%%

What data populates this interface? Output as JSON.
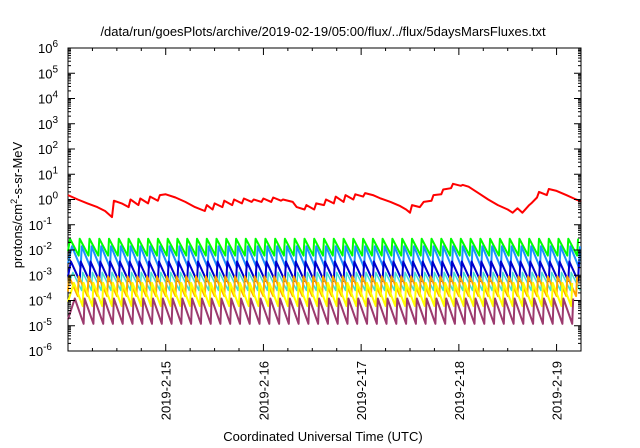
{
  "chart_data": {
    "type": "line",
    "title": "/data/run/goesPlots/archive/2019-02-19/05:00/flux/../flux/5daysMarsFluxes.txt",
    "xlabel": "Coordinated Universal Time (UTC)",
    "ylabel_prefix": "protons/cm",
    "ylabel_sup": "2",
    "ylabel_suffix": "-s-sr-MeV",
    "yscale": "log",
    "ylim_exp": [
      -6,
      6
    ],
    "ytick_exponents": [
      -6,
      -5,
      -4,
      -3,
      -2,
      -1,
      0,
      1,
      2,
      3,
      4,
      5,
      6
    ],
    "ytick_base": "10",
    "xlim_days": [
      14.0,
      19.25
    ],
    "xticks": [
      {
        "day": 15,
        "label": "2019-2-15"
      },
      {
        "day": 16,
        "label": "2019-2-16"
      },
      {
        "day": 17,
        "label": "2019-2-17"
      },
      {
        "day": 18,
        "label": "2019-2-18"
      },
      {
        "day": 19,
        "label": "2019-2-19"
      }
    ],
    "grid": false,
    "series": [
      {
        "color": "#ff0000",
        "width": 2,
        "points": [
          [
            14.0,
            1.5
          ],
          [
            14.1,
            1.0
          ],
          [
            14.2,
            0.7
          ],
          [
            14.3,
            0.5
          ],
          [
            14.38,
            0.35
          ],
          [
            14.45,
            0.2
          ],
          [
            14.47,
            0.9
          ],
          [
            14.55,
            0.7
          ],
          [
            14.62,
            0.5
          ],
          [
            14.64,
            1.0
          ],
          [
            14.72,
            0.6
          ],
          [
            14.74,
            1.1
          ],
          [
            14.82,
            0.7
          ],
          [
            14.84,
            1.3
          ],
          [
            14.92,
            0.9
          ],
          [
            14.94,
            1.5
          ],
          [
            15.0,
            1.6
          ],
          [
            15.1,
            1.2
          ],
          [
            15.2,
            0.8
          ],
          [
            15.3,
            0.5
          ],
          [
            15.4,
            0.35
          ],
          [
            15.42,
            0.6
          ],
          [
            15.48,
            0.4
          ],
          [
            15.5,
            0.7
          ],
          [
            15.58,
            0.5
          ],
          [
            15.6,
            0.9
          ],
          [
            15.68,
            0.6
          ],
          [
            15.7,
            1.0
          ],
          [
            15.78,
            0.7
          ],
          [
            15.8,
            1.1
          ],
          [
            15.88,
            0.8
          ],
          [
            15.9,
            1.0
          ],
          [
            15.98,
            0.8
          ],
          [
            16.0,
            1.1
          ],
          [
            16.08,
            0.8
          ],
          [
            16.1,
            1.2
          ],
          [
            16.18,
            0.9
          ],
          [
            16.2,
            1.0
          ],
          [
            16.3,
            0.8
          ],
          [
            16.34,
            0.5
          ],
          [
            16.42,
            0.4
          ],
          [
            16.44,
            0.6
          ],
          [
            16.52,
            0.4
          ],
          [
            16.54,
            0.7
          ],
          [
            16.62,
            0.6
          ],
          [
            16.64,
            1.0
          ],
          [
            16.72,
            0.7
          ],
          [
            16.74,
            1.3
          ],
          [
            16.82,
            0.8
          ],
          [
            16.84,
            1.5
          ],
          [
            16.92,
            1.0
          ],
          [
            16.94,
            1.6
          ],
          [
            17.02,
            1.3
          ],
          [
            17.04,
            1.8
          ],
          [
            17.12,
            1.5
          ],
          [
            17.2,
            1.1
          ],
          [
            17.3,
            0.8
          ],
          [
            17.4,
            0.55
          ],
          [
            17.46,
            0.4
          ],
          [
            17.5,
            0.3
          ],
          [
            17.52,
            0.6
          ],
          [
            17.6,
            0.5
          ],
          [
            17.64,
            0.8
          ],
          [
            17.72,
            0.9
          ],
          [
            17.74,
            1.5
          ],
          [
            17.82,
            1.6
          ],
          [
            17.84,
            2.5
          ],
          [
            17.92,
            2.8
          ],
          [
            17.94,
            4.2
          ],
          [
            18.02,
            3.5
          ],
          [
            18.04,
            3.8
          ],
          [
            18.1,
            3.2
          ],
          [
            18.2,
            1.8
          ],
          [
            18.3,
            1.0
          ],
          [
            18.4,
            0.6
          ],
          [
            18.5,
            0.4
          ],
          [
            18.55,
            0.3
          ],
          [
            18.6,
            0.45
          ],
          [
            18.65,
            0.3
          ],
          [
            18.72,
            0.6
          ],
          [
            18.74,
            0.7
          ],
          [
            18.8,
            1.2
          ],
          [
            18.82,
            2.0
          ],
          [
            18.9,
            1.5
          ],
          [
            18.92,
            2.6
          ],
          [
            19.0,
            2.2
          ],
          [
            19.1,
            1.5
          ],
          [
            19.2,
            1.0
          ],
          [
            19.25,
            0.85
          ]
        ]
      },
      {
        "color": "#00ff00",
        "width": 2,
        "sawtooth": {
          "start": 14.02,
          "period": 0.1,
          "high": 0.028,
          "low": 0.006,
          "drift": 1.0
        }
      },
      {
        "color": "#1e90ff",
        "width": 2,
        "sawtooth": {
          "start": 14.04,
          "period": 0.1,
          "high": 0.014,
          "low": 0.002,
          "drift": 1.0
        }
      },
      {
        "color": "#0000cd",
        "width": 2,
        "sawtooth": {
          "start": 14.03,
          "period": 0.1,
          "high": 0.0035,
          "low": 0.0006,
          "drift": 1.0
        }
      },
      {
        "color": "#40e0d0",
        "width": 1.5,
        "sawtooth": {
          "start": 14.05,
          "period": 0.1,
          "high": 0.0013,
          "low": 0.00025,
          "drift": 1.0
        }
      },
      {
        "color": "#ffa500",
        "width": 2,
        "sawtooth": {
          "start": 14.01,
          "period": 0.1,
          "high": 0.0009,
          "low": 0.00015,
          "drift": 1.0
        }
      },
      {
        "color": "#ffff00",
        "width": 2,
        "sawtooth": {
          "start": 14.06,
          "period": 0.1,
          "high": 0.0005,
          "low": 6e-05,
          "drift": 1.0
        }
      },
      {
        "color": "#9c3a6e",
        "width": 2,
        "sawtooth": {
          "start": 14.07,
          "period": 0.1,
          "high": 0.00012,
          "low": 1.2e-05,
          "drift": 1.0
        }
      }
    ]
  }
}
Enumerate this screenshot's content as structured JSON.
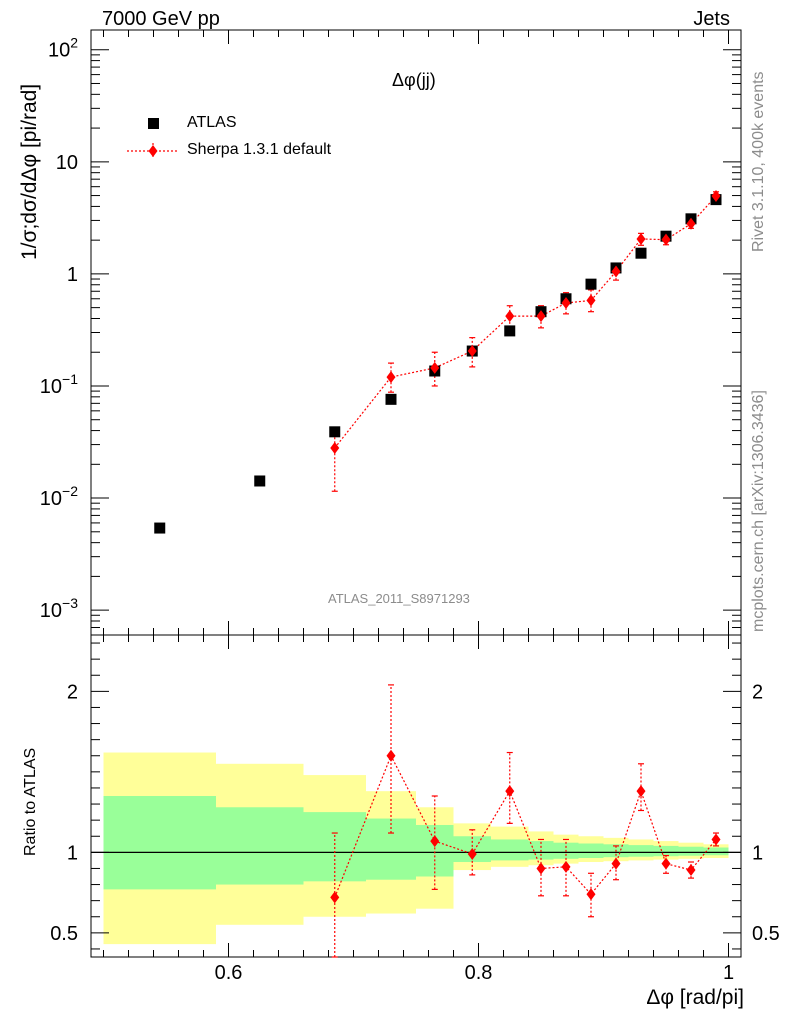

%%

◆ Task brief ◆
Report the number of lines holding the string "start", without any other words.

◆ Task solution ◆
7